» **Short task**
Print the entire listing. Each line must match the original exactly.

━━ Excerpted records ━━

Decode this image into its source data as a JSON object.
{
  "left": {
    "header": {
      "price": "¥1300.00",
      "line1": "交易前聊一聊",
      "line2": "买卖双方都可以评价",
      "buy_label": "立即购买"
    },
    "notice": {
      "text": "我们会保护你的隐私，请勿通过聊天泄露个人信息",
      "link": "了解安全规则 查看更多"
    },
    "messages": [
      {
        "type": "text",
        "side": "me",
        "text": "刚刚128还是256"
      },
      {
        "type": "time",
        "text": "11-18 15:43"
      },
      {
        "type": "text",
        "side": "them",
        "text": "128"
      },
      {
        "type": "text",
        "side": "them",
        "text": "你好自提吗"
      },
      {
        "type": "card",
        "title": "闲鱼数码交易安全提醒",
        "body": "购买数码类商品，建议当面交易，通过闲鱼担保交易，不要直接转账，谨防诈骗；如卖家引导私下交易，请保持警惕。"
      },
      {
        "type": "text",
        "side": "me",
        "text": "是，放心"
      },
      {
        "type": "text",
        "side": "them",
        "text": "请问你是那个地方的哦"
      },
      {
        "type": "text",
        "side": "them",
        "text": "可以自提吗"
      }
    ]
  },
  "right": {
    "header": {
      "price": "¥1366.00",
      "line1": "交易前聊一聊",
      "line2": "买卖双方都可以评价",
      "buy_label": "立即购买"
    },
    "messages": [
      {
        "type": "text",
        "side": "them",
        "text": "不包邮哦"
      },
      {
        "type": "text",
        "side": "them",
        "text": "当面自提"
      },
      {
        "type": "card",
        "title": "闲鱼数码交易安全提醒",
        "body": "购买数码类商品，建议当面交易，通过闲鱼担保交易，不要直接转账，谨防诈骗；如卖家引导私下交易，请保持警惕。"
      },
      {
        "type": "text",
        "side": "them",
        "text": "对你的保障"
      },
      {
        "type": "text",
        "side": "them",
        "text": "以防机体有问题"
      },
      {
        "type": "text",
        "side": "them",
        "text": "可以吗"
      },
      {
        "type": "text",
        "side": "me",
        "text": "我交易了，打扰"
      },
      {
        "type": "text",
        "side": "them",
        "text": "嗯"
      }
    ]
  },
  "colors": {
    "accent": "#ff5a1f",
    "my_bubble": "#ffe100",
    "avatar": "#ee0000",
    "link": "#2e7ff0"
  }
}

━━━

» **Exercise output**
Decode this image into its source data as a JSON object.
{
  "left": {
    "header": {
      "price": "¥1300.00",
      "line1": "交易前聊一聊",
      "line2": "买卖双方都可以评价",
      "buy_label": "立即购买"
    },
    "notice": {
      "text": "我们会保护你的隐私，请勿通过聊天泄露个人信息",
      "link": "了解安全规则 查看更多"
    },
    "messages": [
      {
        "type": "text",
        "side": "me",
        "text": "刚刚128还是256"
      },
      {
        "type": "time",
        "text": "11-18 15:43"
      },
      {
        "type": "text",
        "side": "them",
        "text": "128"
      },
      {
        "type": "text",
        "side": "them",
        "text": "你好自提吗"
      },
      {
        "type": "card",
        "title": "闲鱼数码交易安全提醒",
        "body": "购买数码类商品，建议当面交易，通过闲鱼担保交易，不要直接转账，谨防诈骗；如卖家引导私下交易，请保持警惕。"
      },
      {
        "type": "text",
        "side": "me",
        "text": "是，放心"
      },
      {
        "type": "text",
        "side": "them",
        "text": "请问你是那个地方的哦"
      },
      {
        "type": "text",
        "side": "them",
        "text": "可以自提吗"
      }
    ]
  },
  "right": {
    "header": {
      "price": "¥1366.00",
      "line1": "交易前聊一聊",
      "line2": "买卖双方都可以评价",
      "buy_label": "立即购买"
    },
    "messages": [
      {
        "type": "text",
        "side": "them",
        "text": "不包邮哦"
      },
      {
        "type": "text",
        "side": "them",
        "text": "当面自提"
      },
      {
        "type": "card",
        "title": "闲鱼数码交易安全提醒",
        "body": "购买数码类商品，建议当面交易，通过闲鱼担保交易，不要直接转账，谨防诈骗；如卖家引导私下交易，请保持警惕。"
      },
      {
        "type": "text",
        "side": "them",
        "text": "对你的保障"
      },
      {
        "type": "text",
        "side": "them",
        "text": "以防机体有问题"
      },
      {
        "type": "text",
        "side": "them",
        "text": "可以吗"
      },
      {
        "type": "text",
        "side": "me",
        "text": "我交易了，打扰"
      },
      {
        "type": "text",
        "side": "them",
        "text": "嗯"
      }
    ]
  },
  "colors": {
    "accent": "#ff5a1f",
    "my_bubble": "#ffe100",
    "avatar": "#ee0000",
    "link": "#2e7ff0"
  }
}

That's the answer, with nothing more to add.